**Task goal:** Copy out all lines where "screenshot" appears.

**Dataset entries:**

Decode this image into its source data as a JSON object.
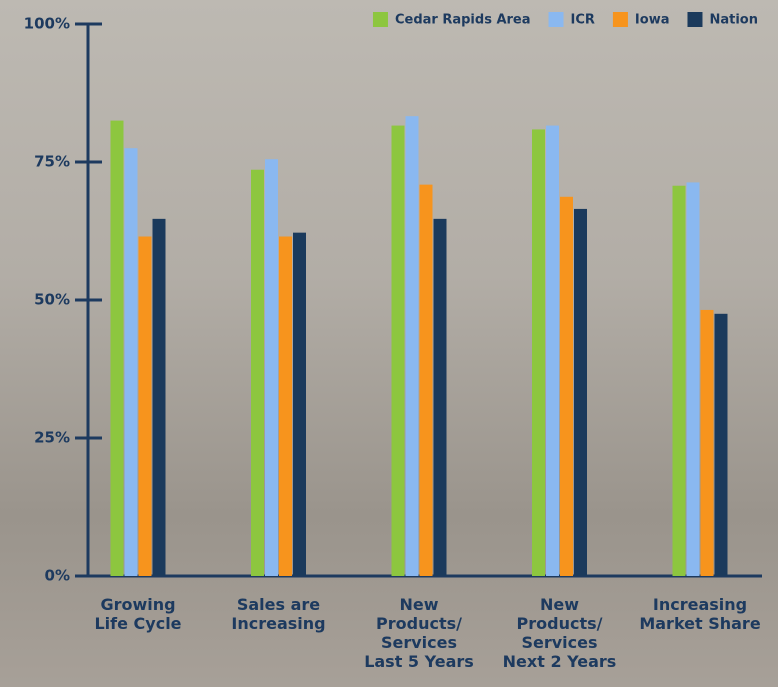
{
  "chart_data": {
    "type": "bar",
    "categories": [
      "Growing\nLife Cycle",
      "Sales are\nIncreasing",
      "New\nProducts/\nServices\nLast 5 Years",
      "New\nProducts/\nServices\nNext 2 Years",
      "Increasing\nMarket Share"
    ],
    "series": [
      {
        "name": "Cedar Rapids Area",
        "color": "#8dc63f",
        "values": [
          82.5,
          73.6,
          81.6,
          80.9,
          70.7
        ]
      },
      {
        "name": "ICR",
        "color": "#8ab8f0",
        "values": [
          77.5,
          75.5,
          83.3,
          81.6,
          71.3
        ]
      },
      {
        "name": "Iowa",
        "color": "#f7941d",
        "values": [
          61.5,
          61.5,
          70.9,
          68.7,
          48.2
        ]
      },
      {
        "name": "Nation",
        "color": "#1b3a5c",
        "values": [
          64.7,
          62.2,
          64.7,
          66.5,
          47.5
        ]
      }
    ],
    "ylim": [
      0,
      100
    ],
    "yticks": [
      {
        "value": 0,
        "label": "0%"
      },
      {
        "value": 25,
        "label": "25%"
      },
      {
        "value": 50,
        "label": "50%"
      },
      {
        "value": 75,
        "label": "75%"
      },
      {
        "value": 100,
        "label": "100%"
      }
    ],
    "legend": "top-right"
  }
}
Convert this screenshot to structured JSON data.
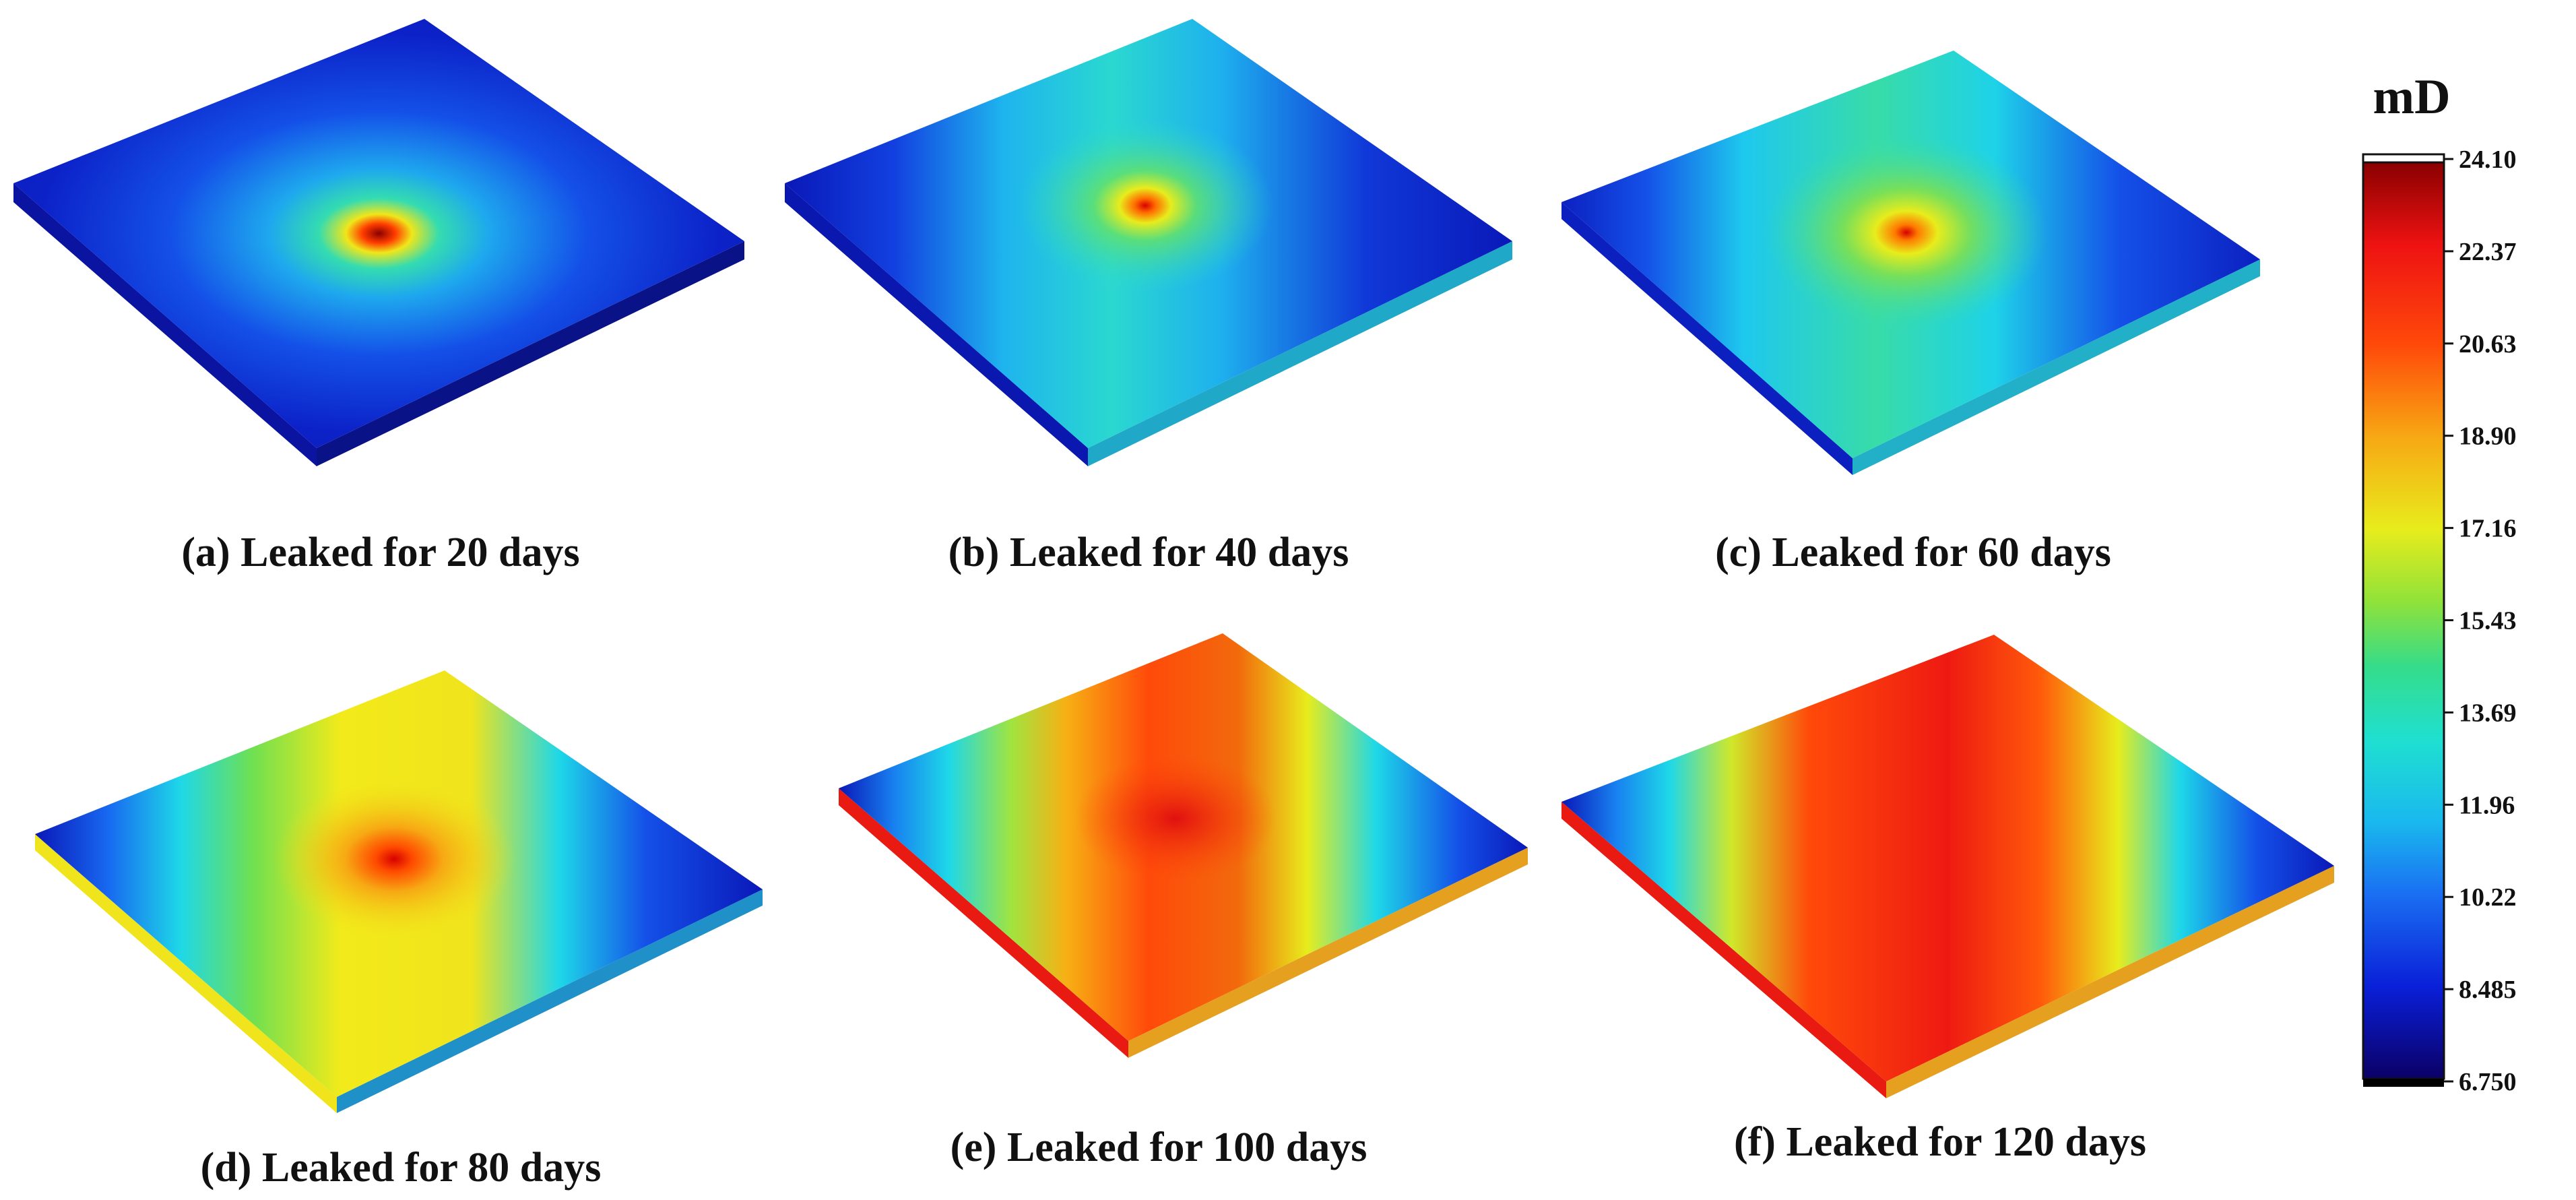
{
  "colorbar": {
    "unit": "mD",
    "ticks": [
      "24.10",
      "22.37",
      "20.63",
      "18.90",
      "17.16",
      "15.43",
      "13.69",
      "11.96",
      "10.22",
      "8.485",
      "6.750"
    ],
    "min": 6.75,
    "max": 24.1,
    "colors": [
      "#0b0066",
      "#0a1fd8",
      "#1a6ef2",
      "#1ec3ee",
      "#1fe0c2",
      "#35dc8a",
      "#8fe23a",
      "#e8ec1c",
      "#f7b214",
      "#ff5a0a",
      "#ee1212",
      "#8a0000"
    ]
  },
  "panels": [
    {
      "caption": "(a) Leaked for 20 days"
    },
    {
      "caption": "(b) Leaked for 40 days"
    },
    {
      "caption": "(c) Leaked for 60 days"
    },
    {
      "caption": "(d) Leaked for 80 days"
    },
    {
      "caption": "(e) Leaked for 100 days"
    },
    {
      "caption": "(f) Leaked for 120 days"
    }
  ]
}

--

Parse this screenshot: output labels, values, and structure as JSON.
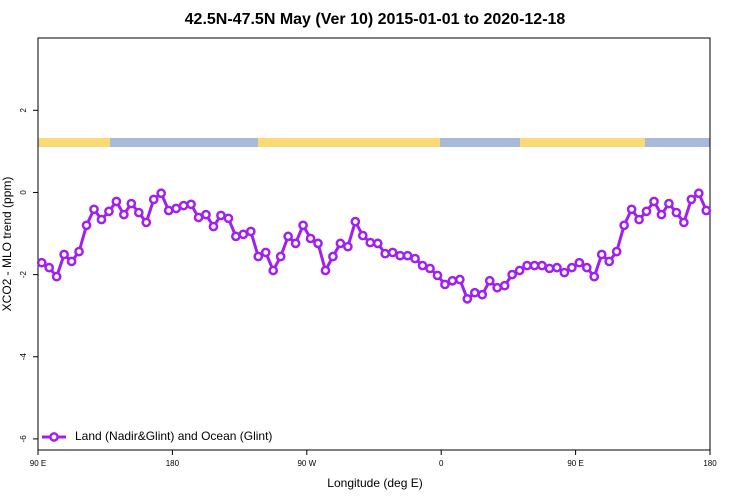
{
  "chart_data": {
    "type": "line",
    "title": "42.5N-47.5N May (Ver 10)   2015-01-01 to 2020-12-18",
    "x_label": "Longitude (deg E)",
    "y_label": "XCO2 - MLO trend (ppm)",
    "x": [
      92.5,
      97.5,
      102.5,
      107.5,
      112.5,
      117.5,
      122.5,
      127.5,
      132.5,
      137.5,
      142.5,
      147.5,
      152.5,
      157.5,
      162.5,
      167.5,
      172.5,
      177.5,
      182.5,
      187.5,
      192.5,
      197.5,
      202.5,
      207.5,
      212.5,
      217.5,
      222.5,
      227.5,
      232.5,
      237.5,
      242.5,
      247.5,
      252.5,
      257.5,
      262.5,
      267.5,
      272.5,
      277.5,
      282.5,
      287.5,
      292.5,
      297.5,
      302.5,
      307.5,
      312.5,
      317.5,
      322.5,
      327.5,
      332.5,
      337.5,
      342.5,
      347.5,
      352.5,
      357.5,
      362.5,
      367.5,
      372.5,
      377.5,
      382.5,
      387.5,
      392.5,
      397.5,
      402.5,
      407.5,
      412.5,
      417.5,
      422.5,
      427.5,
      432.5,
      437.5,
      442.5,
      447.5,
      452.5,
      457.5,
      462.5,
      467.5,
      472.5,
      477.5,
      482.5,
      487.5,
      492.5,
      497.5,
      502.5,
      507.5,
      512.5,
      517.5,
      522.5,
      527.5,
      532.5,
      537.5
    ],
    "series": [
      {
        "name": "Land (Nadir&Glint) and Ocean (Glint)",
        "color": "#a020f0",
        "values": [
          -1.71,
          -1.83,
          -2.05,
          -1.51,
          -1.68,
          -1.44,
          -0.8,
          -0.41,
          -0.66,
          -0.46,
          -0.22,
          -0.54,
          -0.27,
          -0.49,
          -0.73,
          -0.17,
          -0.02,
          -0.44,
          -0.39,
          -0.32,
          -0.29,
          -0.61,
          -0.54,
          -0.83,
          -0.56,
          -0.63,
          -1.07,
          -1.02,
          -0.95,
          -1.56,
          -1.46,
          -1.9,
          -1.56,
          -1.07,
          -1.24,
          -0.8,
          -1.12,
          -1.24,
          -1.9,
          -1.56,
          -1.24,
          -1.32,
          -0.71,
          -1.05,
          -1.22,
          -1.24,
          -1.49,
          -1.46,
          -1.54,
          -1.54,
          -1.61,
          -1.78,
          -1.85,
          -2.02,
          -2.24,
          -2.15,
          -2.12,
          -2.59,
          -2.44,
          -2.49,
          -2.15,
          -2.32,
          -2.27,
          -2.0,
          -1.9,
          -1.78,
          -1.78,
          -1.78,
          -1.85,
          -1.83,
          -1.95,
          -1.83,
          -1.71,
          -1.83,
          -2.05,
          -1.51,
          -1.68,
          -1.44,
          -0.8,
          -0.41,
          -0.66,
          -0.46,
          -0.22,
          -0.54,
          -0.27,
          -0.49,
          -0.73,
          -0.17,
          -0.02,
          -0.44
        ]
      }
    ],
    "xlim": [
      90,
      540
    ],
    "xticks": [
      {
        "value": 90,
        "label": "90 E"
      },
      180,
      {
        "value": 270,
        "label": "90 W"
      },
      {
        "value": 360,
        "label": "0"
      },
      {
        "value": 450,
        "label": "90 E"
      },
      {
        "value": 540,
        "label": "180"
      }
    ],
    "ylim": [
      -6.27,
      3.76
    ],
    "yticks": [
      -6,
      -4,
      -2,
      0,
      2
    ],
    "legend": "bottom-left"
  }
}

**Final result:**
Convert this screenshot to structured JSON data.
Parse this screenshot: output labels, values, and structure as JSON.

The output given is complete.